Find the lines containing the word "상시근로자" and copy every one of them.

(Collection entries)
───
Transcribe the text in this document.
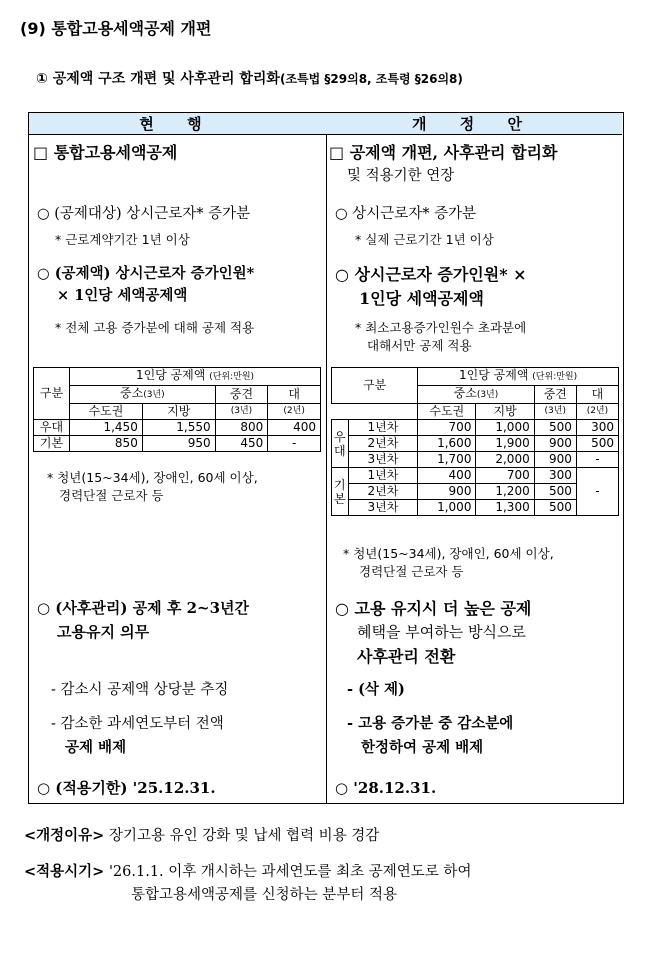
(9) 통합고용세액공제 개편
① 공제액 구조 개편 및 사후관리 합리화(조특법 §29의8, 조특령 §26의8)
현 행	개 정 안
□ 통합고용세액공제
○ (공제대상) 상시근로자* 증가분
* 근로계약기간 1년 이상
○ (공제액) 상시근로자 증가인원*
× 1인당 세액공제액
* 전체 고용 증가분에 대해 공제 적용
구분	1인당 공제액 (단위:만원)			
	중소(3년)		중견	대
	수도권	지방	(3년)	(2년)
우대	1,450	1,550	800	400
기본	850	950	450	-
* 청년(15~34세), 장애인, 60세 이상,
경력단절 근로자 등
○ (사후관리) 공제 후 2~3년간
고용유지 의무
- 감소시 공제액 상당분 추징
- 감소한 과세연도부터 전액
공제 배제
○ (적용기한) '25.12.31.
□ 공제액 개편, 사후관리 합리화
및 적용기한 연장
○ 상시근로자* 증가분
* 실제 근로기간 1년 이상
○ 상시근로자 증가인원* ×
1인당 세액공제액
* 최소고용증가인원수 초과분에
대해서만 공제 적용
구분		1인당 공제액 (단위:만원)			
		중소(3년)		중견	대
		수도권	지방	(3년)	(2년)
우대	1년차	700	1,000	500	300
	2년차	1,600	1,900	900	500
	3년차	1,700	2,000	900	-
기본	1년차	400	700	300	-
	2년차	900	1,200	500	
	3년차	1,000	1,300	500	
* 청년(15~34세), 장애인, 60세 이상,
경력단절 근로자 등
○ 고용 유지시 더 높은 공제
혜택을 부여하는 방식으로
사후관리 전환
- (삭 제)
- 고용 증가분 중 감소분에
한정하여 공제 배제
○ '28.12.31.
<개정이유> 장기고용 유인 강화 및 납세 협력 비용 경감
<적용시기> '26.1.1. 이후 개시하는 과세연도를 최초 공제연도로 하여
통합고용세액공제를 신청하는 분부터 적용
───
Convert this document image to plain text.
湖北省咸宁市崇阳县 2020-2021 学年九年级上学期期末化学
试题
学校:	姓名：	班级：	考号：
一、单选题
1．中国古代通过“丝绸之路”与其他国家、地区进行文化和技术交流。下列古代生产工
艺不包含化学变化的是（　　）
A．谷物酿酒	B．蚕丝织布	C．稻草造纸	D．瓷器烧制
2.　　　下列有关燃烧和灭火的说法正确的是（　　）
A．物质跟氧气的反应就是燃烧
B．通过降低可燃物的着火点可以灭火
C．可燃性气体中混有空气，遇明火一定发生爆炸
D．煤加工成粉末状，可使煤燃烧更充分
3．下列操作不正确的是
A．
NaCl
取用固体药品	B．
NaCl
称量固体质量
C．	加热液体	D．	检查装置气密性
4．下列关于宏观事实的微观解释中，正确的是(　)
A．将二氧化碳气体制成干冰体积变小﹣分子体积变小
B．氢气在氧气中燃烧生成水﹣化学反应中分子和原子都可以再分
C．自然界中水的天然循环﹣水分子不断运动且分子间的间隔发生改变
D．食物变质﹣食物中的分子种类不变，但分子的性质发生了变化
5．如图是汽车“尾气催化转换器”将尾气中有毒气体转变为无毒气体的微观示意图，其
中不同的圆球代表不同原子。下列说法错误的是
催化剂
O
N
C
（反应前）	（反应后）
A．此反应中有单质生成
───
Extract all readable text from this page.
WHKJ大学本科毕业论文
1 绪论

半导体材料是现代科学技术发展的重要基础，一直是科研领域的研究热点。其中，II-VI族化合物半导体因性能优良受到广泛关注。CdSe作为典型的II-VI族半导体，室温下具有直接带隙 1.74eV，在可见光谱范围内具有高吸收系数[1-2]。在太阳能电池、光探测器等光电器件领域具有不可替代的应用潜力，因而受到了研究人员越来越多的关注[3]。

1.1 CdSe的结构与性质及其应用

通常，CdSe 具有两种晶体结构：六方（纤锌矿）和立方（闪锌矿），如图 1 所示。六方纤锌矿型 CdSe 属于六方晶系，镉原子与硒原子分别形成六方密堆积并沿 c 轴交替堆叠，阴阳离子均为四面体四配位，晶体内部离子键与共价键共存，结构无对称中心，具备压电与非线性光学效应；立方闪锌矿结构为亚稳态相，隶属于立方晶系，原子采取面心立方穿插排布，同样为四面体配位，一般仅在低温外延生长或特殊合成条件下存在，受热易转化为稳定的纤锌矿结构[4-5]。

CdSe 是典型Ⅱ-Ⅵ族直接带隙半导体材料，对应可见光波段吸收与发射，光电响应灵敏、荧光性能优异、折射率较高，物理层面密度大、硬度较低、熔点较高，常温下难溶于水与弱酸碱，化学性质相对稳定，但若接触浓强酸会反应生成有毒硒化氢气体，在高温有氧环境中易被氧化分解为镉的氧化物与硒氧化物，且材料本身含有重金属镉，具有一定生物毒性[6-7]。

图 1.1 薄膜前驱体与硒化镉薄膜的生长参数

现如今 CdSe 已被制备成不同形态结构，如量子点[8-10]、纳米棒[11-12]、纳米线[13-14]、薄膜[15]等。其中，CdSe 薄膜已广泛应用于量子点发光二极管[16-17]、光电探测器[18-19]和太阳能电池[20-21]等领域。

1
───
* **Task output**
○ (공제대상) 상시근로자* 증가분
○ (공제액) 상시근로자 증가인원*
○ 상시근로자* 증가분
○ 상시근로자 증가인원* ×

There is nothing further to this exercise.